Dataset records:
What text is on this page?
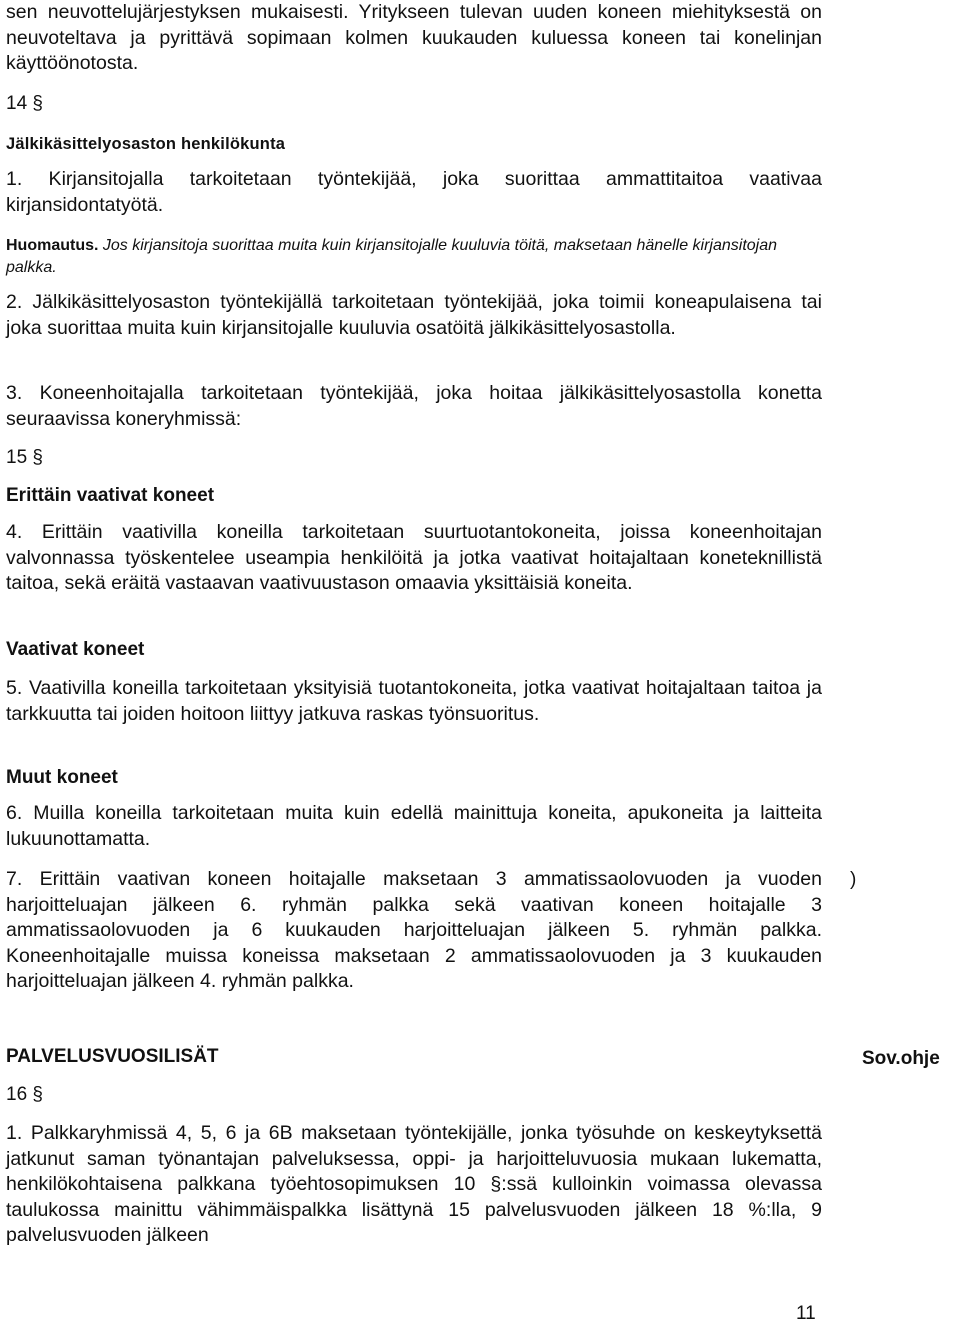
sen neuvottelujärjestyksen mukaisesti. Yritykseen tulevan uuden koneen miehityksestä on neuvoteltava ja pyrittävä sopimaan kolmen kuukauden kuluessa koneen tai konelinjan käyttöönotosta.

14 §

Jälkikäsittelyosaston henkilökunta

1. Kirjansitojalla tarkoitetaan työntekijää, joka suorittaa ammattitaitoa vaativaa kirjansidontatyötä.

Huomautus. Jos kirjansitoja suorittaa muita kuin kirjansitojalle kuuluvia töitä, maksetaan hänelle kirjansitojan palkka.

2. Jälkikäsittelyosaston työntekijällä tarkoitetaan työntekijää, joka toimii koneapulaisena tai joka suorittaa muita kuin kirjansitojalle kuuluvia osatöitä jälkikäsittelyosastolla.

3. Koneenhoitajalla tarkoitetaan työntekijää, joka hoitaa jälkikäsittelyosastolla konetta seuraavissa koneryhmissä:

15 §

Erittäin vaativat koneet

4. Erittäin vaativilla koneilla tarkoitetaan suurtuotantokoneita, joissa koneenhoitajan valvonnassa työskentelee useampia henkilöitä ja jotka vaativat hoitajaltaan koneteknillistä taitoa, sekä eräitä vastaavan vaativuustason omaavia yksittäisiä koneita.

Vaativat koneet

5. Vaativilla koneilla tarkoitetaan yksityisiä tuotantokoneita, jotka vaativat hoitajaltaan taitoa ja tarkkuutta tai joiden hoitoon liittyy jatkuva raskas työnsuoritus.

Muut koneet

6. Muilla koneilla tarkoitetaan muita kuin edellä mainittuja koneita, apukoneita ja laitteita lukuunottamatta.

7. Erittäin vaativan koneen hoitajalle maksetaan 3 ammatissaolovuoden ja vuoden harjoitteluajan jälkeen 6. ryhmän palkka sekä vaativan koneen hoitajalle 3 ammatissaolovuoden ja 6 kuukauden harjoitteluajan jälkeen 5. ryhmän palkka. Koneenhoitajalle muissa koneissa maksetaan 2 ammatissaolovuoden ja 3 kuukauden harjoitteluajan jälkeen 4. ryhmän palkka.

)

PALVELUSVUOSILISÄT	Sov.ohje

16 §

1. Palkkaryhmissä 4, 5, 6 ja 6B maksetaan työntekijälle, jonka työsuhde on keskeytyksettä jatkunut saman työnantajan palveluksessa, oppi- ja harjoitteluvuosia mukaan lukematta, henkilökohtaisena palkkana työehtosopimuksen 10 §:ssä kulloinkin voimassa olevassa taulukossa mainittu vähimmäispalkka lisättynä 15 palvelusvuoden jälkeen 18 %:lla, 9 palvelusvuoden jälkeen

11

Exercise prompt:
Identify the lines that hold the word "tarkoitetaan". Copy every one of them.

Final result:
1. Kirjansitojalla tarkoitetaan työntekijää, joka suorittaa ammattitaitoa vaativaa kirjansidontatyötä.
2. Jälkikäsittelyosaston työntekijällä tarkoitetaan työntekijää, joka toimii koneapulaisena tai joka suorittaa muita kuin kirjansitojalle kuuluvia osatöitä jälkikäsittelyosastolla.
3. Koneenhoitajalla tarkoitetaan työntekijää, joka hoitaa jälkikäsittelyosastolla konetta seuraavissa koneryhmissä:
4. Erittäin vaativilla koneilla tarkoitetaan suurtuotantokoneita, joissa koneenhoitajan valvonnassa työskentelee useampia henkilöitä ja jotka vaativat hoitajaltaan koneteknillistä taitoa, sekä eräitä vastaavan vaativuustason omaavia yksittäisiä koneita.
5. Vaativilla koneilla tarkoitetaan yksityisiä tuotantokoneita, jotka vaativat hoitajaltaan taitoa ja tarkkuutta tai joiden hoitoon liittyy jatkuva raskas työnsuoritus.
6. Muilla koneilla tarkoitetaan muita kuin edellä mainittuja koneita, apukoneita ja laitteita lukuunottamatta.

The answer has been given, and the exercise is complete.